=== Data shown ===
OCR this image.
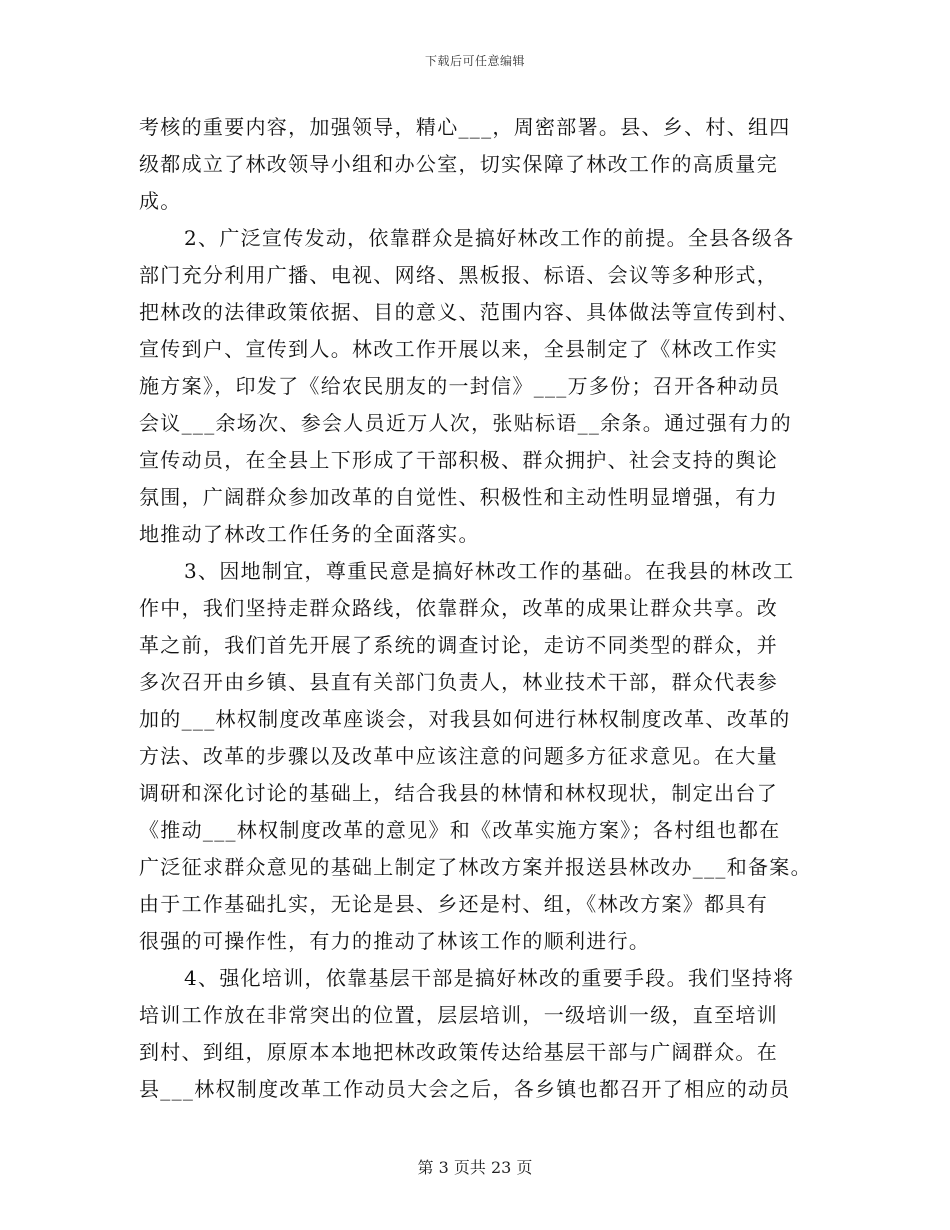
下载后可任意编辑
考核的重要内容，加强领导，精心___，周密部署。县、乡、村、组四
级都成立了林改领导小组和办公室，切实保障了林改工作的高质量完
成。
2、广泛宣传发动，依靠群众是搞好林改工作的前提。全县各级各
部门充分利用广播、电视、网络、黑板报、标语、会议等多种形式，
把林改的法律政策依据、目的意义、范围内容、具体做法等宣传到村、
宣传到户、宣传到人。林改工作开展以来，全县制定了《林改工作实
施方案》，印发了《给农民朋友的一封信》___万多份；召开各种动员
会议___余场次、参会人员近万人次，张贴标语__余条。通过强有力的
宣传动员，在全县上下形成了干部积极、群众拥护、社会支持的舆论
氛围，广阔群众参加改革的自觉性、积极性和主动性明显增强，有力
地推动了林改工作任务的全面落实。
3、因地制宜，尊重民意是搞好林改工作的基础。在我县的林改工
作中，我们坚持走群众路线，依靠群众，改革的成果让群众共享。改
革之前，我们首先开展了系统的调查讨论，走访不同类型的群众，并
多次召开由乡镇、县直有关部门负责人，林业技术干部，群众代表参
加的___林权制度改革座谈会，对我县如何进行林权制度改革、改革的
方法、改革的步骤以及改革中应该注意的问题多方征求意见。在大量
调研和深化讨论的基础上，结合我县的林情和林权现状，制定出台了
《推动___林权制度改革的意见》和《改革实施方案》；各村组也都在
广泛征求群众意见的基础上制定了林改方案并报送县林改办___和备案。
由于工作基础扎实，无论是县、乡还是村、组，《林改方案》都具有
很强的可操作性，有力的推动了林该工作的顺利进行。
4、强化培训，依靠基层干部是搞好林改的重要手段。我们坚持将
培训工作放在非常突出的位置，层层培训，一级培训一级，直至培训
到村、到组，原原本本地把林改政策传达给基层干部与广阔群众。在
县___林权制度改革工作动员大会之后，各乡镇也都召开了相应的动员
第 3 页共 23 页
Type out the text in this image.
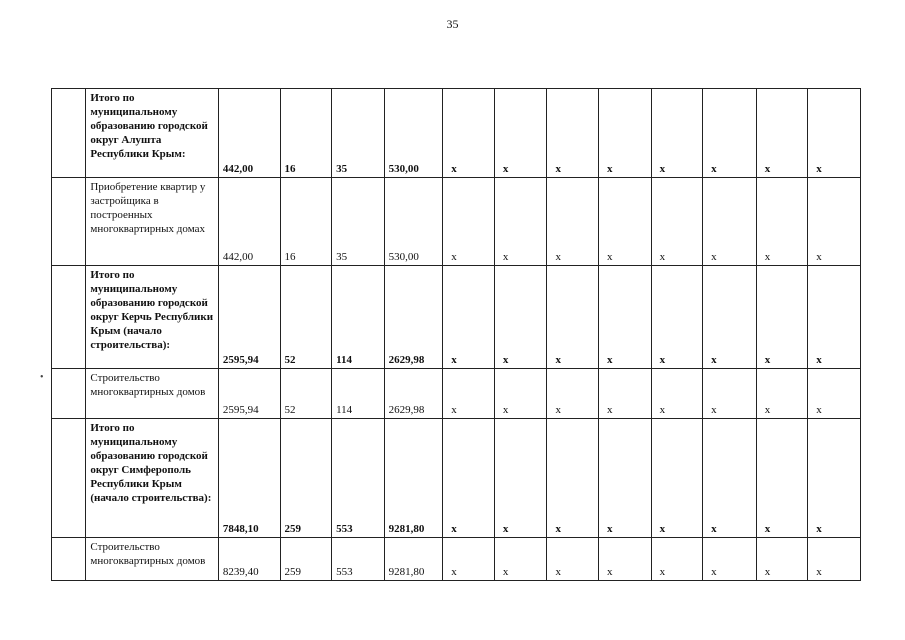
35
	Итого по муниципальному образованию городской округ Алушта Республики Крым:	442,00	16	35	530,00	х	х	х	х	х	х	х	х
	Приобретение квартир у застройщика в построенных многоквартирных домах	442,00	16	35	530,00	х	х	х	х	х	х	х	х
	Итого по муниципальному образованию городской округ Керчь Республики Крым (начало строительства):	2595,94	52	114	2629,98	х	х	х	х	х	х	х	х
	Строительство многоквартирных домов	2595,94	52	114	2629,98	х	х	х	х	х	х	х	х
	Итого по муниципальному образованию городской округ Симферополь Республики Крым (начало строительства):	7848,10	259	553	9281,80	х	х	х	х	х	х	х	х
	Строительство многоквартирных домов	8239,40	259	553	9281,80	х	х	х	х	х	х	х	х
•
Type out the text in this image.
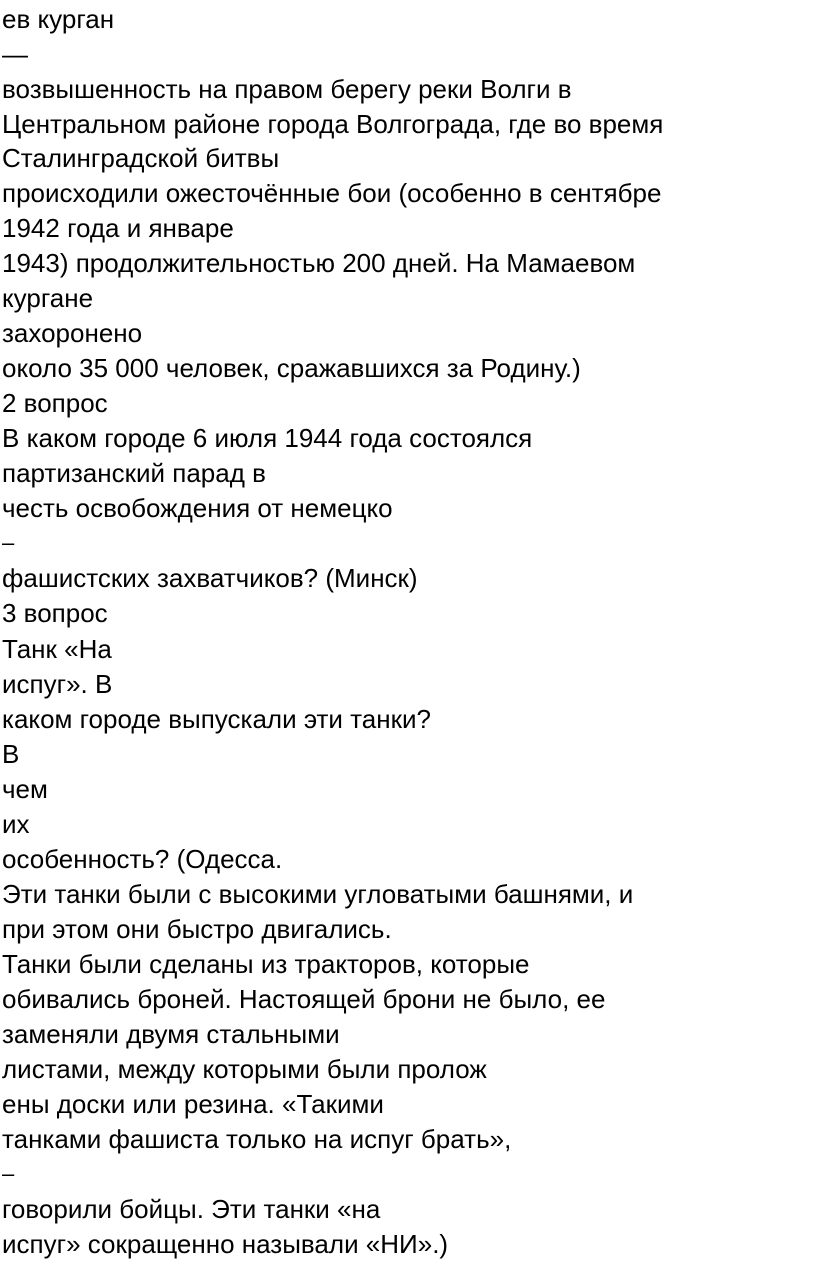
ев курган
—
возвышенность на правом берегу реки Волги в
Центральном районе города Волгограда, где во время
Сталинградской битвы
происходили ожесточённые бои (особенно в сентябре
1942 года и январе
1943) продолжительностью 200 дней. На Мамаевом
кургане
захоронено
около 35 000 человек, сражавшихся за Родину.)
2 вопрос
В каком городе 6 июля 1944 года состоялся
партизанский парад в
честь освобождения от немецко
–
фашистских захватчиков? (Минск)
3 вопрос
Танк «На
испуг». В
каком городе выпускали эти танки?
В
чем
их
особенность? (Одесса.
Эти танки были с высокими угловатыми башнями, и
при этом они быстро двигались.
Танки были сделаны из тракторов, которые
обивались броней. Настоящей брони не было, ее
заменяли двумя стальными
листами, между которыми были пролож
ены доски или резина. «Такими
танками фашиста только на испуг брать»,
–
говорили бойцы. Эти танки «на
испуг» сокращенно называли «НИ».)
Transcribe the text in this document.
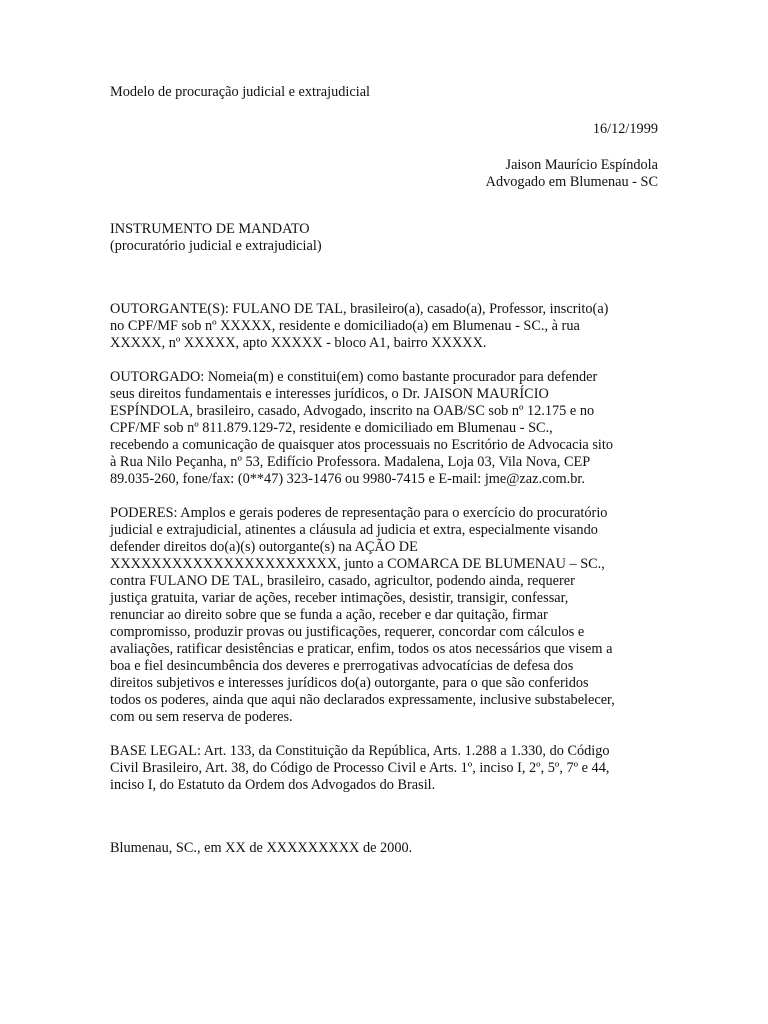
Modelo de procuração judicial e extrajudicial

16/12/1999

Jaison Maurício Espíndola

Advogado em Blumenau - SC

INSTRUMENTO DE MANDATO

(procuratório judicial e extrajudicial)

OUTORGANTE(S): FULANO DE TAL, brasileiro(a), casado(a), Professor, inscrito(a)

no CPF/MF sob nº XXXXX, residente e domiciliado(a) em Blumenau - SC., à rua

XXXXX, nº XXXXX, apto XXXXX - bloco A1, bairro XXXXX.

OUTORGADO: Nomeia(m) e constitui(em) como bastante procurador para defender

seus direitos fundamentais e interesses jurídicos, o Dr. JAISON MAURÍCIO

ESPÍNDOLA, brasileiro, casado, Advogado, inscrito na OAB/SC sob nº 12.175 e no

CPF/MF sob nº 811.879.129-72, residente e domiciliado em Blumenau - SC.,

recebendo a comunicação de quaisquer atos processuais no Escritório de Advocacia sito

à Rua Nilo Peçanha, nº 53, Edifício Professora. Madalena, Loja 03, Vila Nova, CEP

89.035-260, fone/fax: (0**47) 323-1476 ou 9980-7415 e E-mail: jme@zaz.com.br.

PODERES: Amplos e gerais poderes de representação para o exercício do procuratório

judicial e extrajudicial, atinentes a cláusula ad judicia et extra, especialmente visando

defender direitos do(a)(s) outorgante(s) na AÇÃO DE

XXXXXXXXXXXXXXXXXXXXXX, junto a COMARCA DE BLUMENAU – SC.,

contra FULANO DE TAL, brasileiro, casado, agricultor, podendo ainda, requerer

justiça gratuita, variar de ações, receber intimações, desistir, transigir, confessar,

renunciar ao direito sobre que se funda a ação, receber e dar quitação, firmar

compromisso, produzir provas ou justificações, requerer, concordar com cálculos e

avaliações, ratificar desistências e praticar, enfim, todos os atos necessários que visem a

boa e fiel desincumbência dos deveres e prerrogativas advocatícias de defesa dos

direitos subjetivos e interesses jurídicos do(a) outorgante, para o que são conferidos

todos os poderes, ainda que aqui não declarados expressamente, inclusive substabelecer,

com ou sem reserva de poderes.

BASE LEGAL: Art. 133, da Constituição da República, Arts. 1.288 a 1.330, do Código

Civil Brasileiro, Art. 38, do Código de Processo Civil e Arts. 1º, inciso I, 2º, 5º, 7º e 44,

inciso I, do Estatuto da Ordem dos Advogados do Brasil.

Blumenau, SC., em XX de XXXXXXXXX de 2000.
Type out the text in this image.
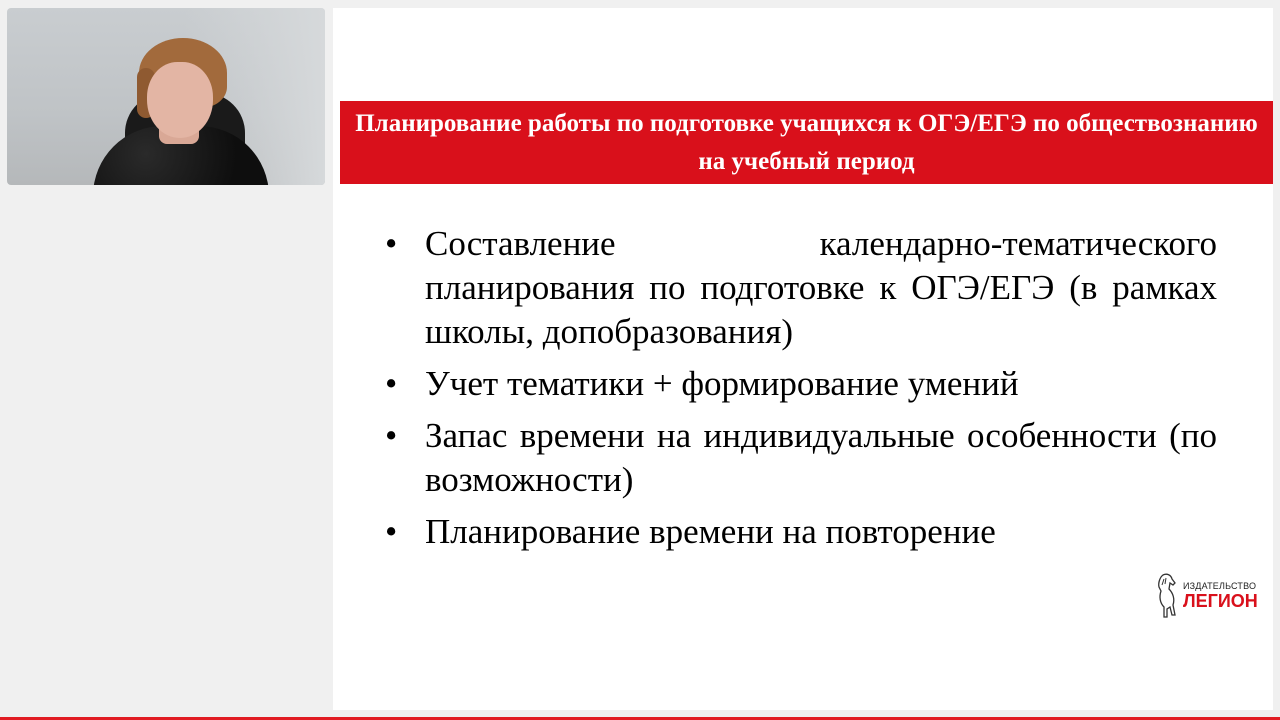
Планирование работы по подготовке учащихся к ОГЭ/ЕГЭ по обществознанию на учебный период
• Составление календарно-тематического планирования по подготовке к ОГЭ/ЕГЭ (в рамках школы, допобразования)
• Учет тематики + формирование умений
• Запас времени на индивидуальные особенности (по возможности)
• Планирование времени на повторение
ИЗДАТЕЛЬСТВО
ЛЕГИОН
===
Show the lines of the data that hold the word "FULANO".

OUTORGANTE(S): FULANO DE TAL, brasileiro(a), casado(a), Professor, inscrito(a)
contra FULANO DE TAL, brasileiro, casado, agricultor, podendo ainda, requerer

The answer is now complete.